AIM - Search the data below for the string "document". Extract every line that contains it.
** BEGIN **
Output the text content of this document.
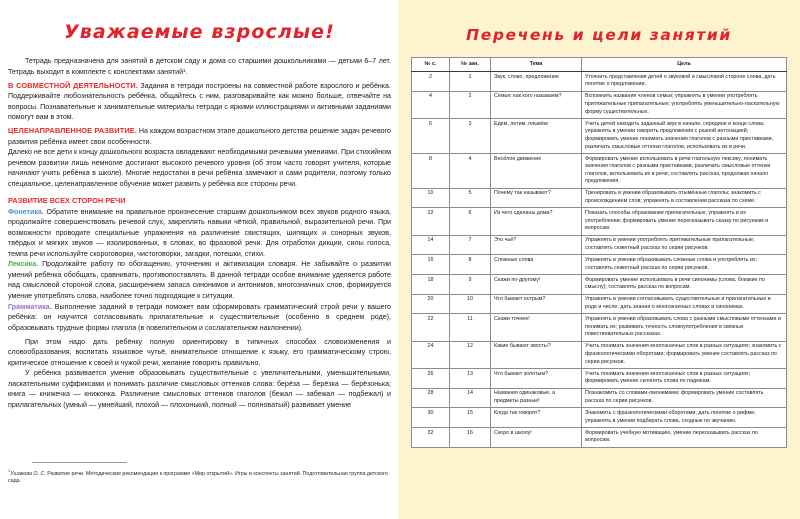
Уважаемые взрослые!

Тетрадь предназначена для занятий в детском саду и дома со старшими дошкольниками — детьми 6–7 лет. Тетрадь выходит в комплекте с конспектами занятий¹.

В СОВМЕСТНОЙ ДЕЯТЕЛЬНОСТИ. Задания в тетради построены на совместной работе взрослого и ребёнка. Поддерживайте любознательность ребёнка, общайтесь с ним, разговаривайте как можно больше, отвечайте на вопросы. Познавательные и занимательные материалы тетради с яркими иллюстрациями и активными заданиями помогут вам в этом.

ЦЕЛЕНАПРАВЛЕННОЕ РАЗВИТИЕ. На каждом возрастном этапе дошкольного детства решение задач речевого развития ребёнка имеет свои особенности.

Далеко не все дети к концу дошкольного возраста овладевают необходимыми речевыми умениями. При стихийном речевом развитии лишь немногие достигают высокого речевого уровня (об этом часто говорят учителя, которые начинают учить ребёнка в школе). Многие недостатки в речи ребёнка замечают и сами родители, поэтому только специальное, целенаправленное обучение может развить у ребёнка все стороны речи.

РАЗВИТИЕ ВСЕХ СТОРОН РЕЧИ

Фонетика. Обратите внимание на правильное произнесение старшим дошкольником всех звуков родного языка, продолжайте совершенствовать речевой слух, закреплять навыки чёткой, правильной, выразительной речи. При возможности проводите специальные упражнения на различение свистящих, шипящих и сонорных звуков, твёрдых и мягких звуков — изолированных, в словах, во фразовой речи. Для отработки дикции, силы голоса, темпа речи используйте скороговорки, чистоговорки, загадки, потешки, стихи.

Лексика. Продолжайте работу по обогащению, уточнению и активизации словаря. Не забывайте о развитии умений ребёнка обобщать, сравнивать, противопоставлять. В данной тетради особое внимание уделяется работе над смысловой стороной слова, расширением запаса синонимов и антонимов, многозначных слов, формируется умение употреблять слова, наиболее точно подходящие к ситуации.

Грамматика. Выполнение заданий в тетради поможет вам сформировать грамматический строй речи у вашего ребёнка: он научится согласовывать прилагательные и существительные (особенно в среднем роде), образовывать трудные формы глагола (в повелительном и сослагательном наклонении).

При этом надо дать ребёнку полную ориентировку в типичных способах словоизменения и словообразования, воспитать языковое чутьё, внимательное отношение к языку, его грамматическому строю, критическое отношение к своей и чужой речи, желание говорить правильно.

У ребёнка развивается умение образовывать существительные с увеличительными, уменьшительными, ласкательными суффиксами и понимать различие смысловых оттенков слова: берёза — берёзка — берёзонька; книга — книжечка — книжонка. Различение смысловых оттенков глаголов (бежал — забежал — подбежал) и прилагательных (умный — умнейший, плохой — плохонький, полный — полноватый) развивает умение

$^1$Ушакова О. С. Развитие речи. Методические рекомендации к программе «Мир открытий». Игры и конспекты занятий. Подготовительная группа детского сада.

Перечень и цели занятий
№ с.	№ зан.	Тема	Цель
2	1	Звук, слово, предложение	Уточнить представления детей о звуковой и смысловой стороне слова, дать понятие о предложении.
4	2	Семья: как кого называем?	Вспомнить названия членов семьи; упражнять в умении употреблять притяжательные прилагательные; употреблять уменьшительно-ласкательную форму существительных.
6	3	Едем, летим, плывём	Учить детей находить заданный звук в начале, середине и конце слова; упражнять в умении говорить предложения с разной интонацией; формировать умение понимать значения глаголов с разными приставками, различать смысловые оттенки глаголов, использовать их в речи.
8	4	Весёлое движение	Формировать умение использовать в речи глагольную лексику; понимать значения глаголов с разными приставками, различать смысловые оттенки глаголов, использовать их в речи; составлять рассказ, продолжая начало предложения.
10	5	Почему так называют?	Тренировать в умении образовывать отымённые глаголы; знакомить с происхождением слов; упражнять в составлении рассказа по схеме.
12	6	Из чего сделаны дома?	Показать способы образования прилагательных; упражнять в их употреблении; формировать умение пересказывать сказку по рисункам и вопросам.
14	7	Это чьё?	Упражнять в умении употреблять притяжательные прилагательные; составлять сюжетный рассказ по серии рисунков.
16	8	Сложные слова	Упражнять в умении образовывать сложные слова и употреблять их; составлять сюжетный рассказ по серии рисунков.
18	9	Скажи по-другому!	Формировать умение использовать в речи синонимы (слова, близкие по смыслу); составлять рассказ по вопросам.
20	10	Что бывает острым?	Упражнять в умении согласовывать существительные и прилагательные в роде и числе; дать знания о многозначных словах и синонимах.
22	11	Скажи точнее!	Упражнять в умении образовывать слова с разными смысловыми оттенками и понимать их; развивать точность словоупотребления в связных повествовательных рассказах.
24	12	Какие бывают хвосты?	Учить понимать значения многозначных слов в разных ситуациях; знакомить с фразеологическими оборотами; формировать умение составлять рассказ по серии рисунков.
26	13	Что бывает золотым?	Учить понимать значения многозначных слов в разных ситуациях; формировать умение склонять слова по падежам.
28	14	Названия одинаковые, а предметы разные!	Познакомить со словами-омонимами; формировать умение составлять рассказ по серии рисунков.
30	15	Когда так говорят?	Знакомить с фразеологическими оборотами; дать понятие о рифме; упражнять в умении подбирать слова, сходные по звучанию.
32	16	Скоро в школу!	Формировать учебную мотивацию, умение пересказывать рассказ по вопросам.
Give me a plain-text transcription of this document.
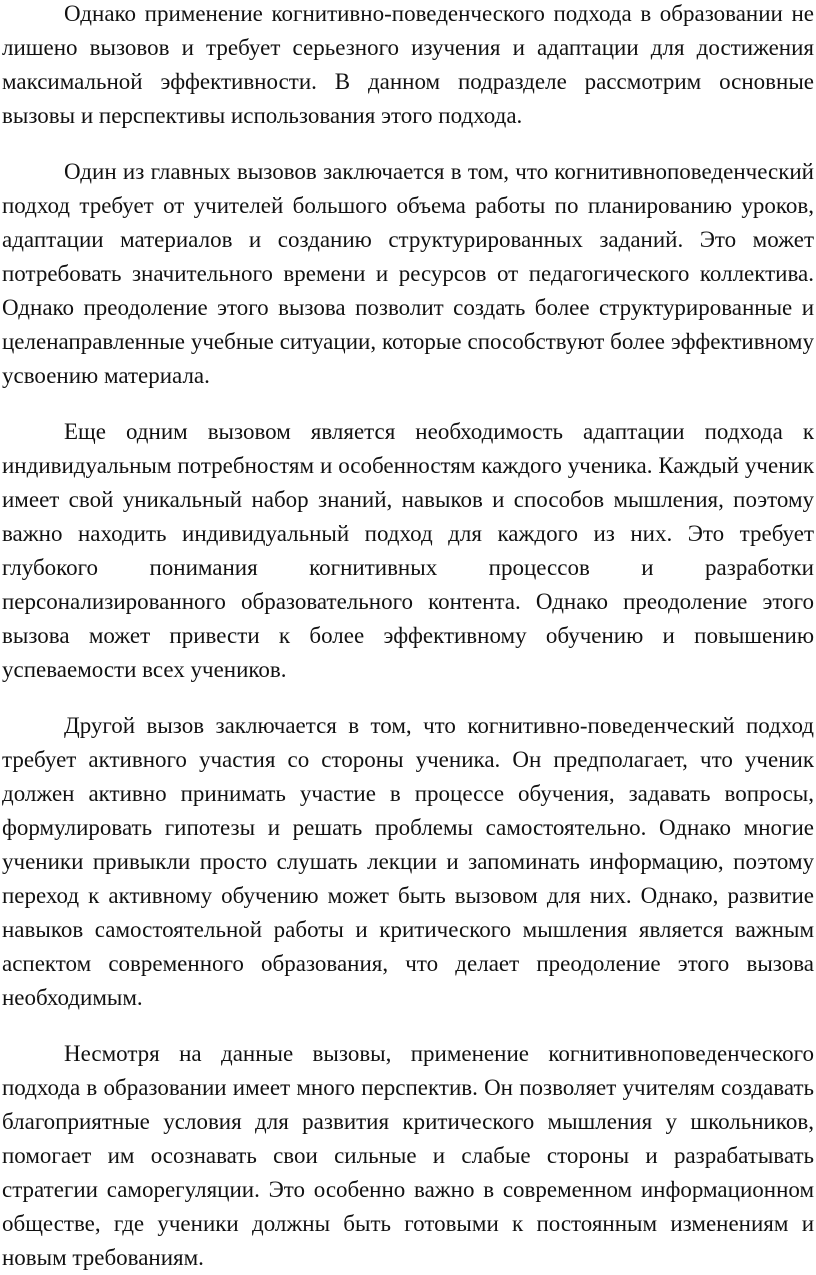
Однако применение когнитивно-поведенческого подхода в образовании не лишено вызовов и требует серьезного изучения и адаптации для достижения максимальной эффективности. В данном подразделе рассмотрим основные вызовы и перспективы использования этого подхода.

Один из главных вызовов заключается в том, что когнитивноповеденческий подход требует от учителей большого объема работы по планированию уроков, адаптации материалов и созданию структурированных заданий. Это может потребовать значительного времени и ресурсов от педагогического коллектива. Однако преодоление этого вызова позволит создать более структурированные и целенаправленные учебные ситуации, которые способствуют более эффективному усвоению материала.

Еще одним вызовом является необходимость адаптации подхода к индивидуальным потребностям и особенностям каждого ученика. Каждый ученик имеет свой уникальный набор знаний, навыков и способов мышления, поэтому важно находить индивидуальный подход для каждого из них. Это требует глубокого понимания когнитивных процессов и разработки персонализированного образовательного контента. Однако преодоление этого вызова может привести к более эффективному обучению и повышению успеваемости всех учеников.

Другой вызов заключается в том, что когнитивно-поведенческий подход требует активного участия со стороны ученика. Он предполагает, что ученик должен активно принимать участие в процессе обучения, задавать вопросы, формулировать гипотезы и решать проблемы самостоятельно. Однако многие ученики привыкли просто слушать лекции и запоминать информацию, поэтому переход к активному обучению может быть вызовом для них. Однако, развитие навыков самостоятельной работы и критического мышления является важным аспектом современного образования, что делает преодоление этого вызова необходимым.

Несмотря на данные вызовы, применение когнитивноповеденческого подхода в образовании имеет много перспектив. Он позволяет учителям создавать благоприятные условия для развития критического мышления у школьников, помогает им осознавать свои сильные и слабые стороны и разрабатывать стратегии саморегуляции. Это особенно важно в современном информационном обществе, где ученики должны быть готовыми к постоянным изменениям и новым требованиям.
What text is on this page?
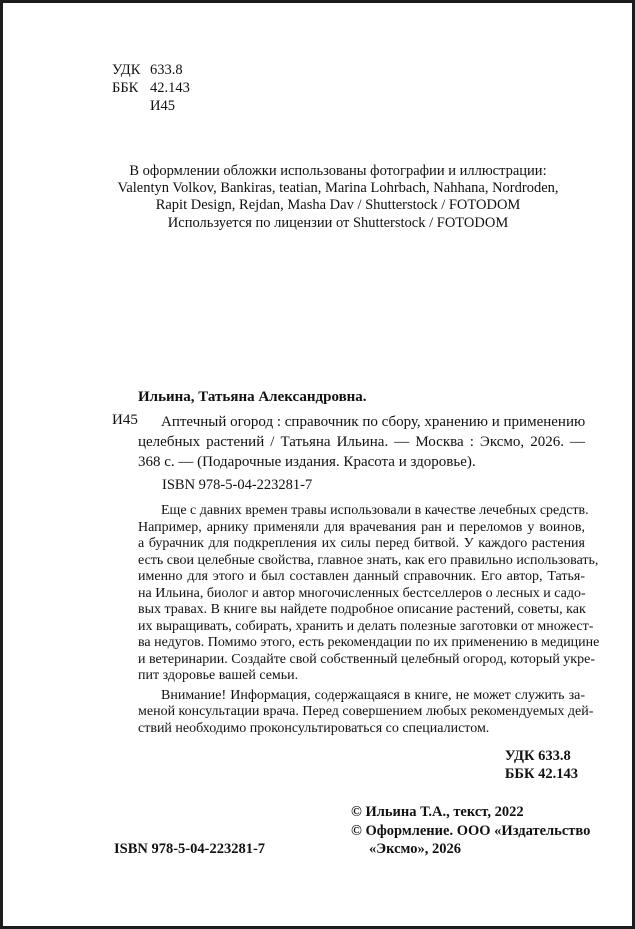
УДК 633.8
ББК 42.143
И45
В оформлении обложки использованы фотографии и иллюстрации:
Valentyn Volkov, Bankiras, teatian, Marina Lohrbach, Nahhana, Nordroden,
Rapit Design, Rejdan, Masha Dav / Shutterstock / FOTODOM
Используется по лицензии от Shutterstock / FOTODOM
Ильина, Татьяна Александровна.
И45	Аптечный огород : справочник по сбору, хранению и применению
целебных растений / Татьяна Ильина. — Москва : Эксмо, 2026. —
368 с. — (Подарочные издания. Красота и здоровье).
ISBN 978-5-04-223281-7
Еще с давних времен травы использовали в качестве лечебных средств.
Например, арнику применяли для врачевания ран и переломов у воинов,
а бурачник для подкрепления их силы перед битвой. У каждого растения
есть свои целебные свойства, главное знать, как его правильно использовать,
именно для этого и был составлен данный справочник. Его автор, Татья-
на Ильина, биолог и автор многочисленных бестселлеров о лесных и садо-
вых травах. В книге вы найдете подробное описание растений, советы, как
их выращивать, собирать, хранить и делать полезные заготовки от множест-
ва недугов. Помимо этого, есть рекомендации по их применению в медицине
и ветеринарии. Создайте свой собственный целебный огород, который укре-
пит здоровье вашей семьи.
Внимание! Информация, содержащаяся в книге, не может служить за-
меной консультации врача. Перед совершением любых рекомендуемых дей-
ствий необходимо проконсультироваться со специалистом.
УДК 633.8
ББК 42.143
© Ильина Т.А., текст, 2022
© Оформление. ООО «Издательство
«Эксмо», 2026
ISBN 978-5-04-223281-7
** END **
THE ANSWER -
Output the text content of this document.
Give me a plain-text transcription of this document.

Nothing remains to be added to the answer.